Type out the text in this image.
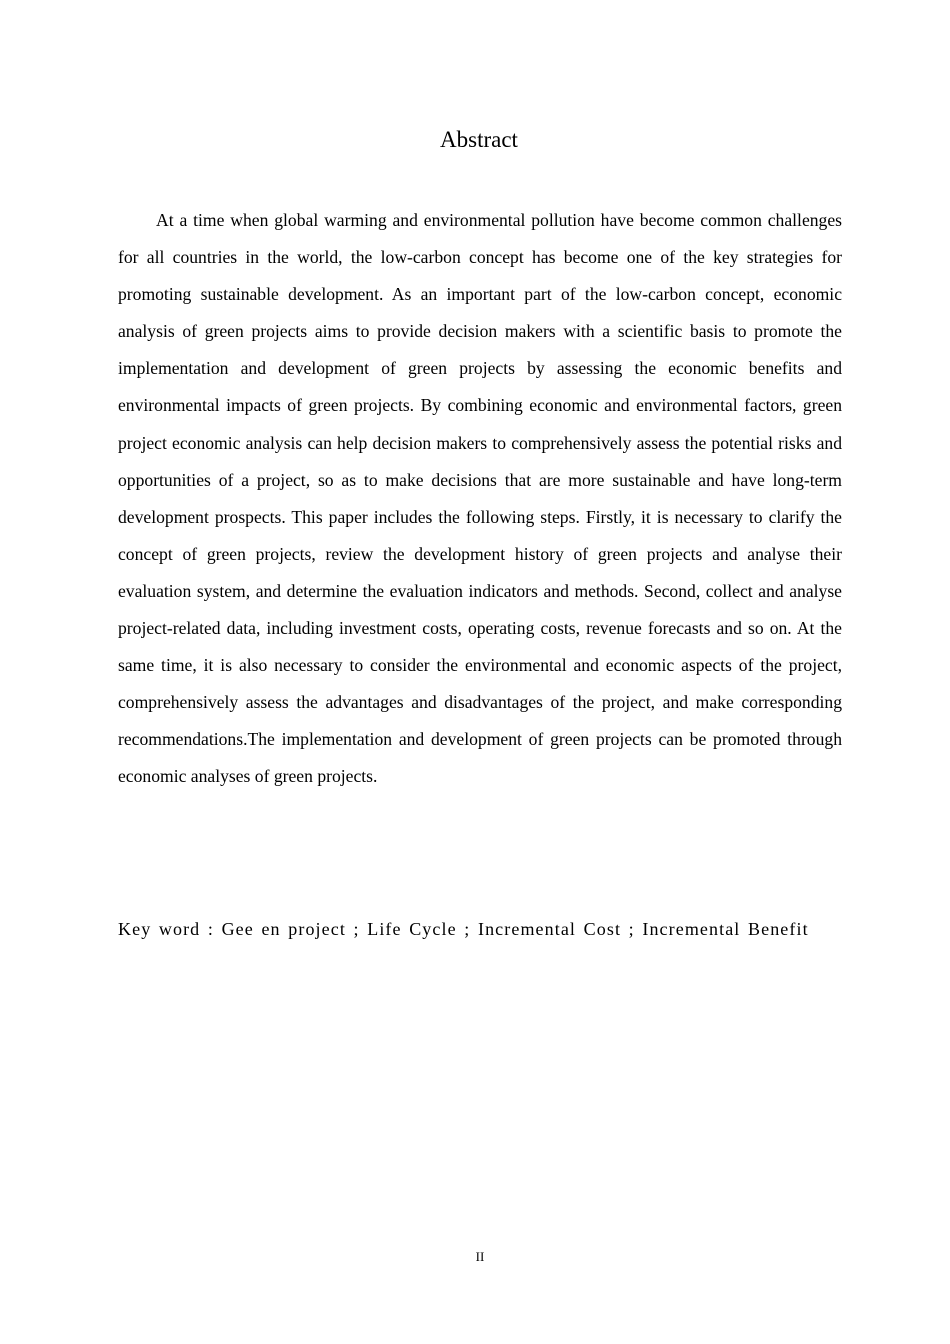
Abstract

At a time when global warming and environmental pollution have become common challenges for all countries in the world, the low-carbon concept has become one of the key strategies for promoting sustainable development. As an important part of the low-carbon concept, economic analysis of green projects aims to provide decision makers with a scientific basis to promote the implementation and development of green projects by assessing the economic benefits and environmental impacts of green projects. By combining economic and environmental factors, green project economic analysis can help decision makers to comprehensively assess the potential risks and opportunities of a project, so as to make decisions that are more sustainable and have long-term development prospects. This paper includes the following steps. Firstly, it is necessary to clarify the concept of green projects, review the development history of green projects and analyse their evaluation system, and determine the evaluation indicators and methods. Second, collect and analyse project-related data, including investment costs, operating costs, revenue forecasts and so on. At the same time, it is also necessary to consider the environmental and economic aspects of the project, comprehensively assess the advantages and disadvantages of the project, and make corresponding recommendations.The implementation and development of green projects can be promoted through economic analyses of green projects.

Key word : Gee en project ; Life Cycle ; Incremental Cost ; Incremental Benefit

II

☆ ☆ ☆

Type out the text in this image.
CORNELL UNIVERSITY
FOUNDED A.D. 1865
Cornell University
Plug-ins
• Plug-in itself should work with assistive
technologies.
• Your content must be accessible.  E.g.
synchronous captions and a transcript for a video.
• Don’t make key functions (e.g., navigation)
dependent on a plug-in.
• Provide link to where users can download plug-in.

☆ ☆ ☆

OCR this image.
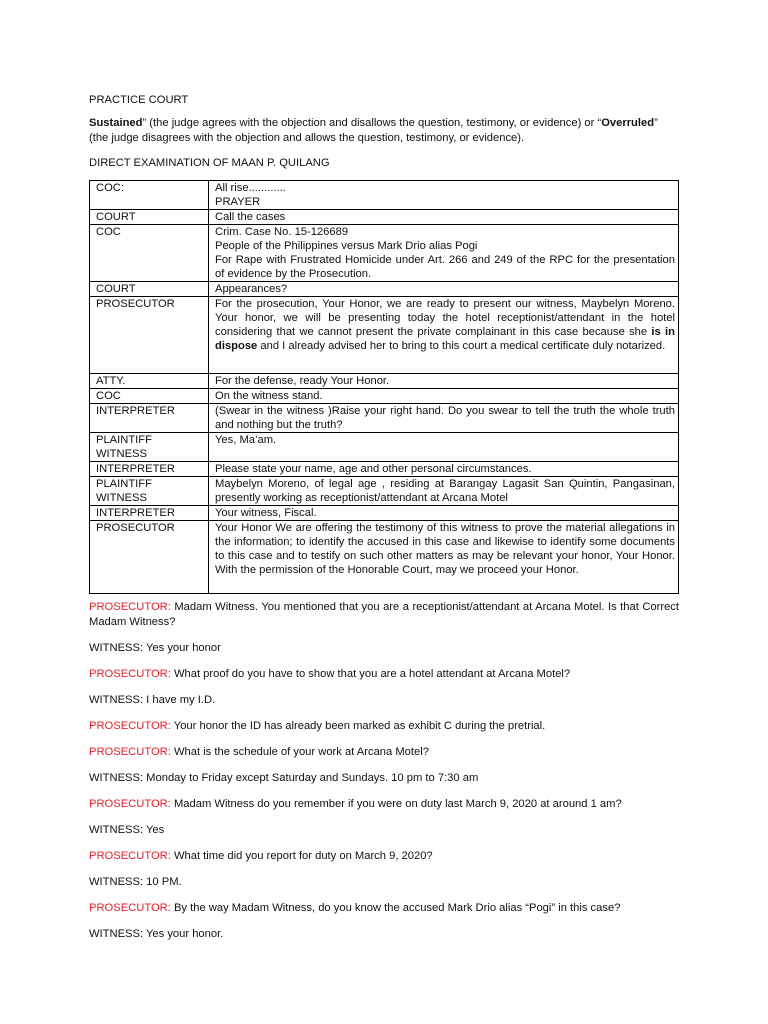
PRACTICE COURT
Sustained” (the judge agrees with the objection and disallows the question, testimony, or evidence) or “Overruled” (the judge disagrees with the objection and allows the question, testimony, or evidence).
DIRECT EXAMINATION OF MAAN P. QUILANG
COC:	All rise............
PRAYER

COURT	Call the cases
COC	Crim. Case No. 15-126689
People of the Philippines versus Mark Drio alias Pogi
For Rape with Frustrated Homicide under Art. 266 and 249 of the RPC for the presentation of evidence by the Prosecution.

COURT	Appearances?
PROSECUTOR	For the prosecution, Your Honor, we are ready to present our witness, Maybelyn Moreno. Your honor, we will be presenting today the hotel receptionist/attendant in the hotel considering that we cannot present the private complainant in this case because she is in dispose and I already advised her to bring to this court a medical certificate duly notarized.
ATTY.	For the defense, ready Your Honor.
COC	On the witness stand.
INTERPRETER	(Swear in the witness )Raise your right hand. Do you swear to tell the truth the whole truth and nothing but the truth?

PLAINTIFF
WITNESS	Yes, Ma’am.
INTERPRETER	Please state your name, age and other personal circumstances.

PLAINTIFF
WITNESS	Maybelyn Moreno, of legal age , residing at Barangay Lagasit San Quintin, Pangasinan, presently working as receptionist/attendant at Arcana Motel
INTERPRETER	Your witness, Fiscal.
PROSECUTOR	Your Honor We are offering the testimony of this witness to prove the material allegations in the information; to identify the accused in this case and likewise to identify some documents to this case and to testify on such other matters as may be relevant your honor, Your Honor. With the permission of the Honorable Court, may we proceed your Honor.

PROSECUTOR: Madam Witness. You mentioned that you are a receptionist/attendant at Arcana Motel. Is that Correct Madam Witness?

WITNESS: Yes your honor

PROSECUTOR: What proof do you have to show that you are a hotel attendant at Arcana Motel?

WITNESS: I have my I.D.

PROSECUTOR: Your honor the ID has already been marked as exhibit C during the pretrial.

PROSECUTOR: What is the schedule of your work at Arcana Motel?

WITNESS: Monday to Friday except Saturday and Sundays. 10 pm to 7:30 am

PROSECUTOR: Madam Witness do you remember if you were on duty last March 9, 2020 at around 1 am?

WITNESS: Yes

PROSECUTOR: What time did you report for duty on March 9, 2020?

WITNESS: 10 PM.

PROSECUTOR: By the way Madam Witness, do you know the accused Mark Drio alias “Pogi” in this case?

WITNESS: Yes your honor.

☆ ☆ ☆

> _Task description_
Filter the records for lines holding the string "March". Copy each one.

> _Exercise answer_
PROSECUTOR: Madam Witness do you remember if you were on duty last March 9, 2020 at around 1 am?
PROSECUTOR: What time did you report for duty on March 9, 2020?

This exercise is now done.